**Request:** Please retype the data in full and exactly; the pictures are not part of the copy.

(Stored records)
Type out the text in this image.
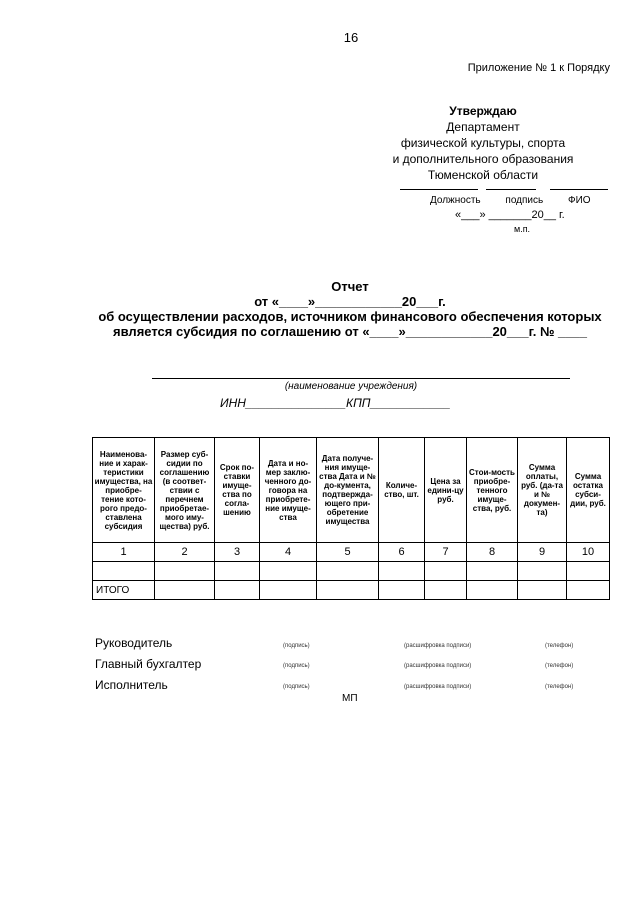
16
Приложение № 1 к Порядку
Утверждаю
Департамент
физической культуры, спорта
и дополнительного образования
Тюменской области
Должность подпись ФИО
«___» _______20__ г.
м.п.
Отчет
от «____»____________20___г.
об осуществлении расходов, источником финансового обеспечения которых
является субсидия по соглашению от «____»____________20___г. № ____
(наименование учреждения)
ИНН_______________КПП____________
Наименова-ние и харак-теристики имущества, на приобре-тение кото-рого предо-ставлена субсидия	Размер суб-сидии по соглашению (в соответ-ствии с перечнем приобретае-мого иму-щества) руб.	Срок по-ставки имуще-ства по согла-шению	Дата и но-мер заклю-ченного до-говора на приобрете-ние имуще-ства	Дата получе-ния имуще-ства Дата и № до-кумента, подтвержда-ющего при-обретение имущества	Количе-ство, шт.	Цена за едини-цу руб.	Стои-мость приобре-тенного имуще-ства, руб.	Сумма оплаты, руб. (да-та и № докумен-та)	Сумма остатка субси-дии, руб.
1	2	3	4	5	6	7	8	9	10

ИТОГО									
Руководитель	(подпись)	(расшифровка подписи)	(телефон)
Главный бухгалтер	(подпись)	(расшифровка подписи)	(телефон)
Исполнитель	(подпись)	(расшифровка подписи)	(телефон)
МП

**Problem solution:**
Type out the text in this image.
16
Приложение № 1 к Порядку
Утверждаю
Департамент
физической культуры, спорта
и дополнительного образования
Тюменской области
Должность подпись ФИО
«___» _______20__ г.
м.п.
Отчет
от «____»____________20___г.
об осуществлении расходов, источником финансового обеспечения которых
является субсидия по соглашению от «____»____________20___г. № ____
(наименование учреждения)
ИНН_______________КПП____________
Наименова-ние и харак-теристики имущества, на приобре-тение кото-рого предо-ставлена субсидия	Размер суб-сидии по соглашению (в соответ-ствии с перечнем приобретае-мого иму-щества) руб.	Срок по-ставки имуще-ства по согла-шению	Дата и но-мер заклю-ченного до-говора на приобрете-ние имуще-ства	Дата получе-ния имуще-ства Дата и № до-кумента, подтвержда-ющего при-обретение имущества	Количе-ство, шт.	Цена за едини-цу руб.	Стои-мость приобре-тенного имуще-ства, руб.	Сумма оплаты, руб. (да-та и № докумен-та)	Сумма остатка субси-дии, руб.
1	2	3	4	5	6	7	8	9	10

ИТОГО									
Руководитель	(подпись)	(расшифровка подписи)	(телефон)
Главный бухгалтер	(подпись)	(расшифровка подписи)	(телефон)
Исполнитель	(подпись)	(расшифровка подписи)	(телефон)
МП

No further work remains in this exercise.